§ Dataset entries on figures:

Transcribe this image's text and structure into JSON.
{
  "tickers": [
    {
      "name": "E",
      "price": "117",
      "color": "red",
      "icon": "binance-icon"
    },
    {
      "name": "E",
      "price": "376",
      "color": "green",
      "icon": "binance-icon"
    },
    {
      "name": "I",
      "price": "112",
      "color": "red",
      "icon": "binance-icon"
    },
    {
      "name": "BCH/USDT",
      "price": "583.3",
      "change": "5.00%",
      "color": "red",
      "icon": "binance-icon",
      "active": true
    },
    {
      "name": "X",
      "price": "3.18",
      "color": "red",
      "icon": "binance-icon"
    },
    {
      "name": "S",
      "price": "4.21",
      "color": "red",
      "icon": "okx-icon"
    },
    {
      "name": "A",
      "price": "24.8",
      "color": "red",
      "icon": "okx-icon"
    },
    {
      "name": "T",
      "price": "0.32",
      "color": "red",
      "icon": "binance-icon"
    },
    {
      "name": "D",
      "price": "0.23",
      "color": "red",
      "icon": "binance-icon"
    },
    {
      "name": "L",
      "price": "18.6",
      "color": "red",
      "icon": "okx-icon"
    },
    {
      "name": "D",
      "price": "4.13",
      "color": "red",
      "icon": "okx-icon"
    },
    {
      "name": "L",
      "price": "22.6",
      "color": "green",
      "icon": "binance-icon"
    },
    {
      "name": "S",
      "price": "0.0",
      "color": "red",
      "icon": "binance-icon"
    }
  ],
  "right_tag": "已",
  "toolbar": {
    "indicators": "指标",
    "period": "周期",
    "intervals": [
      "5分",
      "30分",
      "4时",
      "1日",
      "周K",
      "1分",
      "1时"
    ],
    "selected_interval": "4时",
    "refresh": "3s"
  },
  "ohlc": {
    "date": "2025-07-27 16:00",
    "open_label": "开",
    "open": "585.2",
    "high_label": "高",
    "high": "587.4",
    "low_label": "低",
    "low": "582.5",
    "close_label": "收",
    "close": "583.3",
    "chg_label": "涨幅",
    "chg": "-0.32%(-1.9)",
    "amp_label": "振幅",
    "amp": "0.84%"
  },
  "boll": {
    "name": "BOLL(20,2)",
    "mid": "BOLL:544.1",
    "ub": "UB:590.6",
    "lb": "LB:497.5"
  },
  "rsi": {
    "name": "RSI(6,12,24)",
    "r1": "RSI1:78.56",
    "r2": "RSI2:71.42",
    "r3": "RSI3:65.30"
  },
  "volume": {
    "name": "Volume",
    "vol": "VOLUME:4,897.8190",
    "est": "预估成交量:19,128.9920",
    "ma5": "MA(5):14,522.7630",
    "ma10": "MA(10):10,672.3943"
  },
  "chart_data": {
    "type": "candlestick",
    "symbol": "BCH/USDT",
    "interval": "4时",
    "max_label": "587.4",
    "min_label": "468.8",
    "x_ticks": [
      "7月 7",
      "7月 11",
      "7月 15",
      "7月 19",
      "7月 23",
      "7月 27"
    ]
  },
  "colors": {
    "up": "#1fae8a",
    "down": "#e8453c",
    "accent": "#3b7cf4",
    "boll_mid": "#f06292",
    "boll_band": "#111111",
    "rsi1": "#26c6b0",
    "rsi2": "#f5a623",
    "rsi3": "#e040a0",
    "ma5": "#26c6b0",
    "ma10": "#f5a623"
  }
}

§ WHAT YOU ARE ASKED TO DO:
Restate each record exactly as written.

§ OUTPUT:
Transcribe this image's text and structure into JSON.
{
  "tickers": [
    {
      "name": "E",
      "price": "117",
      "color": "red",
      "icon": "binance-icon"
    },
    {
      "name": "E",
      "price": "376",
      "color": "green",
      "icon": "binance-icon"
    },
    {
      "name": "I",
      "price": "112",
      "color": "red",
      "icon": "binance-icon"
    },
    {
      "name": "BCH/USDT",
      "price": "583.3",
      "change": "5.00%",
      "color": "red",
      "icon": "binance-icon",
      "active": true
    },
    {
      "name": "X",
      "price": "3.18",
      "color": "red",
      "icon": "binance-icon"
    },
    {
      "name": "S",
      "price": "4.21",
      "color": "red",
      "icon": "okx-icon"
    },
    {
      "name": "A",
      "price": "24.8",
      "color": "red",
      "icon": "okx-icon"
    },
    {
      "name": "T",
      "price": "0.32",
      "color": "red",
      "icon": "binance-icon"
    },
    {
      "name": "D",
      "price": "0.23",
      "color": "red",
      "icon": "binance-icon"
    },
    {
      "name": "L",
      "price": "18.6",
      "color": "red",
      "icon": "okx-icon"
    },
    {
      "name": "D",
      "price": "4.13",
      "color": "red",
      "icon": "okx-icon"
    },
    {
      "name": "L",
      "price": "22.6",
      "color": "green",
      "icon": "binance-icon"
    },
    {
      "name": "S",
      "price": "0.0",
      "color": "red",
      "icon": "binance-icon"
    }
  ],
  "right_tag": "已",
  "toolbar": {
    "indicators": "指标",
    "period": "周期",
    "intervals": [
      "5分",
      "30分",
      "4时",
      "1日",
      "周K",
      "1分",
      "1时"
    ],
    "selected_interval": "4时",
    "refresh": "3s"
  },
  "ohlc": {
    "date": "2025-07-27 16:00",
    "open_label": "开",
    "open": "585.2",
    "high_label": "高",
    "high": "587.4",
    "low_label": "低",
    "low": "582.5",
    "close_label": "收",
    "close": "583.3",
    "chg_label": "涨幅",
    "chg": "-0.32%(-1.9)",
    "amp_label": "振幅",
    "amp": "0.84%"
  },
  "boll": {
    "name": "BOLL(20,2)",
    "mid": "BOLL:544.1",
    "ub": "UB:590.6",
    "lb": "LB:497.5"
  },
  "rsi": {
    "name": "RSI(6,12,24)",
    "r1": "RSI1:78.56",
    "r2": "RSI2:71.42",
    "r3": "RSI3:65.30"
  },
  "volume": {
    "name": "Volume",
    "vol": "VOLUME:4,897.8190",
    "est": "预估成交量:19,128.9920",
    "ma5": "MA(5):14,522.7630",
    "ma10": "MA(10):10,672.3943"
  },
  "chart_data": {
    "type": "candlestick",
    "symbol": "BCH/USDT",
    "interval": "4时",
    "max_label": "587.4",
    "min_label": "468.8",
    "x_ticks": [
      "7月 7",
      "7月 11",
      "7月 15",
      "7月 19",
      "7月 23",
      "7月 27"
    ]
  },
  "colors": {
    "up": "#1fae8a",
    "down": "#e8453c",
    "accent": "#3b7cf4",
    "boll_mid": "#f06292",
    "boll_band": "#111111",
    "rsi1": "#26c6b0",
    "rsi2": "#f5a623",
    "rsi3": "#e040a0",
    "ma5": "#26c6b0",
    "ma10": "#f5a623"
  }
}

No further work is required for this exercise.